Exercise: Please give the data below again in full, exactly as it stands.

# # # # #

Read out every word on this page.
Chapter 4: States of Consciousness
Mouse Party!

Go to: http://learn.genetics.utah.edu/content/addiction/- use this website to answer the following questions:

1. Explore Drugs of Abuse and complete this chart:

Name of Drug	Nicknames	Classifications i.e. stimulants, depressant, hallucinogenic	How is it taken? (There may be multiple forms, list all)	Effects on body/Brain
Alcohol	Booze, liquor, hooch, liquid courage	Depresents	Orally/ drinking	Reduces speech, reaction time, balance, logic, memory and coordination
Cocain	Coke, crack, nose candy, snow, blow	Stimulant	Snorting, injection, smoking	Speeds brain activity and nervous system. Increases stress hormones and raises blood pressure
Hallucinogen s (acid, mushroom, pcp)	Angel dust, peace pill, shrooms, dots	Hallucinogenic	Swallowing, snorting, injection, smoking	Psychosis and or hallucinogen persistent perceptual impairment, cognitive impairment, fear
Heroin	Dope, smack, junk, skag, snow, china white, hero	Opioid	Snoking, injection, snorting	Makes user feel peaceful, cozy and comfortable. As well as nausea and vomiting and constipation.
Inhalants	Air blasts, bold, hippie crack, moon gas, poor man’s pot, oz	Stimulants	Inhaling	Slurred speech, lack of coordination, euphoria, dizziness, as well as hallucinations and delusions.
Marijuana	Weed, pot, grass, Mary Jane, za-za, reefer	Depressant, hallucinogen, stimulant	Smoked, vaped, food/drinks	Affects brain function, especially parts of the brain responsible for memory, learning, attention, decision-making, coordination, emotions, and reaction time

# # # # #

Solution to this task:
Read out every word on this page.
Chapter 4: States of Consciousness
Mouse Party!

Go to: http://learn.genetics.utah.edu/content/addiction/- use this website to answer the following questions:

1. Explore Drugs of Abuse and complete this chart:

Name of Drug	Nicknames	Classifications i.e. stimulants, depressant, hallucinogenic	How is it taken? (There may be multiple forms, list all)	Effects on body/Brain
Alcohol	Booze, liquor, hooch, liquid courage	Depresents	Orally/ drinking	Reduces speech, reaction time, balance, logic, memory and coordination
Cocain	Coke, crack, nose candy, snow, blow	Stimulant	Snorting, injection, smoking	Speeds brain activity and nervous system. Increases stress hormones and raises blood pressure
Hallucinogen s (acid, mushroom, pcp)	Angel dust, peace pill, shrooms, dots	Hallucinogenic	Swallowing, snorting, injection, smoking	Psychosis and or hallucinogen persistent perceptual impairment, cognitive impairment, fear
Heroin	Dope, smack, junk, skag, snow, china white, hero	Opioid	Snoking, injection, snorting	Makes user feel peaceful, cozy and comfortable. As well as nausea and vomiting and constipation.
Inhalants	Air blasts, bold, hippie crack, moon gas, poor man’s pot, oz	Stimulants	Inhaling	Slurred speech, lack of coordination, euphoria, dizziness, as well as hallucinations and delusions.
Marijuana	Weed, pot, grass, Mary Jane, za-za, reefer	Depressant, hallucinogen, stimulant	Smoked, vaped, food/drinks	Affects brain function, especially parts of the brain responsible for memory, learning, attention, decision-making, coordination, emotions, and reaction time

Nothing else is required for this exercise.